» What to produce
Go through the entries below and copy each line containing the word "August".

[Dataset records]
------------------------------------

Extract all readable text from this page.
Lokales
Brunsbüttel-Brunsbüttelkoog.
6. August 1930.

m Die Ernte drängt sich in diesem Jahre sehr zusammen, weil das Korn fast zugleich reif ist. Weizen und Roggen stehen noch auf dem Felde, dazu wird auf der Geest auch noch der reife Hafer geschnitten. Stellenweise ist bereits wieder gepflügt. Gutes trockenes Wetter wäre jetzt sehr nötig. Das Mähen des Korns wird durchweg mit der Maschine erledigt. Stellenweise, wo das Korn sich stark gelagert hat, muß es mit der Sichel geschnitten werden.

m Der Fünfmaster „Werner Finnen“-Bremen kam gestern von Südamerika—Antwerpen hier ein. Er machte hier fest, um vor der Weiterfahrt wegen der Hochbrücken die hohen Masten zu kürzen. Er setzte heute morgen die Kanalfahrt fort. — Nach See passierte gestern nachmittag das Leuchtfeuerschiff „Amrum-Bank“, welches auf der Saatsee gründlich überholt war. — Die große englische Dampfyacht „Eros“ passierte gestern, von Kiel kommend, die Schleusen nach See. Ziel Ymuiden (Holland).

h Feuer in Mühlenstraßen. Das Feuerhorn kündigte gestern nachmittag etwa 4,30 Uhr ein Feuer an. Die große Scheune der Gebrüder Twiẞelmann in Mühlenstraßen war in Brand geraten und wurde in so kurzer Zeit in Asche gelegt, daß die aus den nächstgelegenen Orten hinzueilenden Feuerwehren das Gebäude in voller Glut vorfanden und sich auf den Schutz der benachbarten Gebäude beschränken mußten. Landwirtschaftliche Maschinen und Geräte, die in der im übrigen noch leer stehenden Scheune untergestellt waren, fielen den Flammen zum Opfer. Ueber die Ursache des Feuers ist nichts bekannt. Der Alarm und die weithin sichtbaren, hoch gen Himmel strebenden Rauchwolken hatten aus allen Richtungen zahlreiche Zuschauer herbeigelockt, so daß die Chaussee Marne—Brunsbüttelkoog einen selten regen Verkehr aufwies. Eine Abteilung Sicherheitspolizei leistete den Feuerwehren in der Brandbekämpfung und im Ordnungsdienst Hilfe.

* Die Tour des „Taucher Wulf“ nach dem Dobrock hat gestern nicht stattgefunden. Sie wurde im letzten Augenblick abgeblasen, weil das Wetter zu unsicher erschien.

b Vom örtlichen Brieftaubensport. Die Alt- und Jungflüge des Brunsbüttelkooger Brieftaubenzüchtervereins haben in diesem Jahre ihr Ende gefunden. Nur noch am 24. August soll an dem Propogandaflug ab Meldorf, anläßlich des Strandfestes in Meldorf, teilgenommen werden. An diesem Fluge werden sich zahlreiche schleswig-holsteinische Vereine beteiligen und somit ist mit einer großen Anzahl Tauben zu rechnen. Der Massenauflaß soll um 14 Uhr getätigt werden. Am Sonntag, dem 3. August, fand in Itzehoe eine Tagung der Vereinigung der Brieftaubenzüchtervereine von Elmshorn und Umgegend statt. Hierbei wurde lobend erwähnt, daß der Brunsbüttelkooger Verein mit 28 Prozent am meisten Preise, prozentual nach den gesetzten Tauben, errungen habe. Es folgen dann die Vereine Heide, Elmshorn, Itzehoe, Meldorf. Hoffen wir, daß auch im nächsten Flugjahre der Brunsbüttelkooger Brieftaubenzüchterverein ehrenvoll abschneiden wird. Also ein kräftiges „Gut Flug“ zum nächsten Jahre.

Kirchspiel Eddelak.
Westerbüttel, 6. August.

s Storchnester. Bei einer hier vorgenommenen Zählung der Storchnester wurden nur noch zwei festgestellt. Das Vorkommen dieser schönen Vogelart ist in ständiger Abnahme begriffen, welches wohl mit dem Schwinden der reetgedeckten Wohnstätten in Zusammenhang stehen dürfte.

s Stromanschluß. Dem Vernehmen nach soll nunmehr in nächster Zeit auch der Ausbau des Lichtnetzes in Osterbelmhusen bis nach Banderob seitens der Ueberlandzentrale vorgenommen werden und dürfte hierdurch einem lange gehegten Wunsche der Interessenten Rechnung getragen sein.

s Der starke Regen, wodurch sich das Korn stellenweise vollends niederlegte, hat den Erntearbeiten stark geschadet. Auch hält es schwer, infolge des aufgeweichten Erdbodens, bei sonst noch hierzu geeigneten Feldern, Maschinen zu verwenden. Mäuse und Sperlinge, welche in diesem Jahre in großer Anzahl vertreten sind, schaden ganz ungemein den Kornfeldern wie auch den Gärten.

------------------------------------

» Answer space
6. August 1930.
b Vom örtlichen Brieftaubensport. Die Alt- und Jungflüge des Brunsbüttelkooger Brieftaubenzüchtervereins haben in diesem Jahre ihr Ende gefunden. Nur noch am 24. August soll an dem Propogandaflug ab Meldorf, anläßlich des Strandfestes in Meldorf, teilgenommen werden. An diesem Fluge werden sich zahlreiche schleswig-holsteinische Vereine beteiligen und somit ist mit einer großen Anzahl Tauben zu rechnen. Der Massenauflaß soll um 14 Uhr getätigt werden. Am Sonntag, dem 3. August, fand in Itzehoe eine Tagung der Vereinigung der Brieftaubenzüchtervereine von Elmshorn und Umgegend statt. Hierbei wurde lobend erwähnt, daß der Brunsbüttelkooger Verein mit 28 Prozent am meisten Preise, prozentual nach den gesetzten Tauben, errungen habe. Es folgen dann die Vereine Heide, Elmshorn, Itzehoe, Meldorf. Hoffen wir, daß auch im nächsten Flugjahre der Brunsbüttelkooger Brieftaubenzüchterverein ehrenvoll abschneiden wird. Also ein kräftiges „Gut Flug“ zum nächsten Jahre.
Westerbüttel, 6. August.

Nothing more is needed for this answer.